WRITTEN REQUEST | Scan the entries below and extract each line with the word "ylabel" in it.
* Start *
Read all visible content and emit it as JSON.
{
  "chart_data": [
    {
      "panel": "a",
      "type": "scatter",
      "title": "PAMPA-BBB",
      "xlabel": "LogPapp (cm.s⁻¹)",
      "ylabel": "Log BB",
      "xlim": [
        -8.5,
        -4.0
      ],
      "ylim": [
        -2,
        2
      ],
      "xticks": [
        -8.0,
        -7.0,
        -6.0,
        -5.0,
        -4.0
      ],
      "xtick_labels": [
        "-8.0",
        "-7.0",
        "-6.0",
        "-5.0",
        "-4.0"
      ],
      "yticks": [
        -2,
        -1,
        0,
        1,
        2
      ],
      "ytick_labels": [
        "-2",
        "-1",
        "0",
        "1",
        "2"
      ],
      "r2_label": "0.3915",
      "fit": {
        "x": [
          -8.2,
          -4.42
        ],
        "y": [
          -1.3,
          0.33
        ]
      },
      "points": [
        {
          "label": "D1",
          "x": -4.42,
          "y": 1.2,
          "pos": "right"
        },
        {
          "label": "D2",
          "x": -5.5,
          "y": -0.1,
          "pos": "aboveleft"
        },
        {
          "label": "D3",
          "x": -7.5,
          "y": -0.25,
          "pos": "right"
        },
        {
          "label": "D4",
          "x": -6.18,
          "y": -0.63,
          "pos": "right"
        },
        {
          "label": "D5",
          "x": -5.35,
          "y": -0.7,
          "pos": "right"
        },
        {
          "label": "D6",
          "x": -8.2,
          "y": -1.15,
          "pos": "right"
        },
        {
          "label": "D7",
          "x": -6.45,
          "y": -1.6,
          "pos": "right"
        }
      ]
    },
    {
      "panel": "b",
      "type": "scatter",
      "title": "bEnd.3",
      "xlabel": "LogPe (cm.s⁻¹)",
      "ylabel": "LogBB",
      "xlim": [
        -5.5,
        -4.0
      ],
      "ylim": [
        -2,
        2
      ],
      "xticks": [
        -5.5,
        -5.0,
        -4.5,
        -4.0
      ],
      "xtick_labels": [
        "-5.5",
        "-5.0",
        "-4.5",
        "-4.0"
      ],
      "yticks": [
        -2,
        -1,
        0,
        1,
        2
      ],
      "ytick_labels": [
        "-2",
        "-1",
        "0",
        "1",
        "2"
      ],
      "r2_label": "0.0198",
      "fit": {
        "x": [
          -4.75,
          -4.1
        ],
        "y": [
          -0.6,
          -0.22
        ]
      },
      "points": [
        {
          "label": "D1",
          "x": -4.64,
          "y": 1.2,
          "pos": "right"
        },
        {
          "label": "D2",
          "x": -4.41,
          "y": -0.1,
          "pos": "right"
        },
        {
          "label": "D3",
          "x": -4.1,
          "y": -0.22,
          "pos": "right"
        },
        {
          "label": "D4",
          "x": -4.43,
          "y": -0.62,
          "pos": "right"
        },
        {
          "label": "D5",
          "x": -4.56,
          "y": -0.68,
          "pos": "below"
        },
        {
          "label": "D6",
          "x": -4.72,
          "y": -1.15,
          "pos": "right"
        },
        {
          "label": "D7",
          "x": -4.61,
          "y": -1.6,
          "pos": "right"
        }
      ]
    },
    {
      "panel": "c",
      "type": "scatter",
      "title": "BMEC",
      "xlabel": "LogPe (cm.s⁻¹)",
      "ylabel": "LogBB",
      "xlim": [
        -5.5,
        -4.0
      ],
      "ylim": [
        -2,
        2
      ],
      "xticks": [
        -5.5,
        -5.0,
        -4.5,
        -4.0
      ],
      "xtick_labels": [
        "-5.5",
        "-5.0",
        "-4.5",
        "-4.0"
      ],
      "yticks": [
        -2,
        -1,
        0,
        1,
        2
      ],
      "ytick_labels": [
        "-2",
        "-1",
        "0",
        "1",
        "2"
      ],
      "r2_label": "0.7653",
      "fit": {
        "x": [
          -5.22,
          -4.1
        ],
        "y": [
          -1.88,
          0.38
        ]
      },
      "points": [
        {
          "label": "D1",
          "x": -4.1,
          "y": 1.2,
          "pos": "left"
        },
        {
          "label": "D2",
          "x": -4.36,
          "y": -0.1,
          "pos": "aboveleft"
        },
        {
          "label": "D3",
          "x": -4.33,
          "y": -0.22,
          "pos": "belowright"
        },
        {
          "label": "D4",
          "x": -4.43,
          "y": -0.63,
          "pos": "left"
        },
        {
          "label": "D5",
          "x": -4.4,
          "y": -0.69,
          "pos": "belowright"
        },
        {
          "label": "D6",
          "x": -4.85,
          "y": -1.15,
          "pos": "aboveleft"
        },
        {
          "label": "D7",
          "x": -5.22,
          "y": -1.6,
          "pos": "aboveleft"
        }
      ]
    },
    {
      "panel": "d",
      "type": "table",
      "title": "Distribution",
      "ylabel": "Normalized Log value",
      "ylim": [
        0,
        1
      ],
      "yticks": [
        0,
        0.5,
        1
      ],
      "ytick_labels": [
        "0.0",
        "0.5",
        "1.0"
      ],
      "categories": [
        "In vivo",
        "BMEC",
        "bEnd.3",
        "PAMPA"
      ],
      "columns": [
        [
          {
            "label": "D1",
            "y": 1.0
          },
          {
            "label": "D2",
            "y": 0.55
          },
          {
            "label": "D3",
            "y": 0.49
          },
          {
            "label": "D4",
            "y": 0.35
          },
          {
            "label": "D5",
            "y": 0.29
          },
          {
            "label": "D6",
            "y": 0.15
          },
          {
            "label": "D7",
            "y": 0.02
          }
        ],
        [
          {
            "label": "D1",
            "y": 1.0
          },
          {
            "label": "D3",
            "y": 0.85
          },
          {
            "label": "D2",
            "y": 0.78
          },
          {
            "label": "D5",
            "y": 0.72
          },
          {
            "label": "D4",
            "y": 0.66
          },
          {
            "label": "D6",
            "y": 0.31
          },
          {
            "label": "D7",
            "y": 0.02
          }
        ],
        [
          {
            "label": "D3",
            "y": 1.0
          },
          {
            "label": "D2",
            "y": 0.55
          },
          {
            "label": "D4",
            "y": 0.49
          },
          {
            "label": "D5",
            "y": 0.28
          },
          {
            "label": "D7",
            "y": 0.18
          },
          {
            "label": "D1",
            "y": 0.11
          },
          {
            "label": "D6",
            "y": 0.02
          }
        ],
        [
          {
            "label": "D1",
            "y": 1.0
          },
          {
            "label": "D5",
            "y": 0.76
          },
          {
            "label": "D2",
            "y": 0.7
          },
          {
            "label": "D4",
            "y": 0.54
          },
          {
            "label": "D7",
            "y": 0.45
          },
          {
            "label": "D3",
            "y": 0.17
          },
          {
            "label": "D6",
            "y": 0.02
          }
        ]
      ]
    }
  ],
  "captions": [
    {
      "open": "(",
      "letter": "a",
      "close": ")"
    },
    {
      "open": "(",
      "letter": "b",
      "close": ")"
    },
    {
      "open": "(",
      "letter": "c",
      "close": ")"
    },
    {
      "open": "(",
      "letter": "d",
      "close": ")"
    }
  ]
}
* End *
RESULT |
      "ylabel": "Log BB",
      "ylabel": "LogBB",
      "ylabel": "LogBB",
      "ylabel": "Normalized Log value",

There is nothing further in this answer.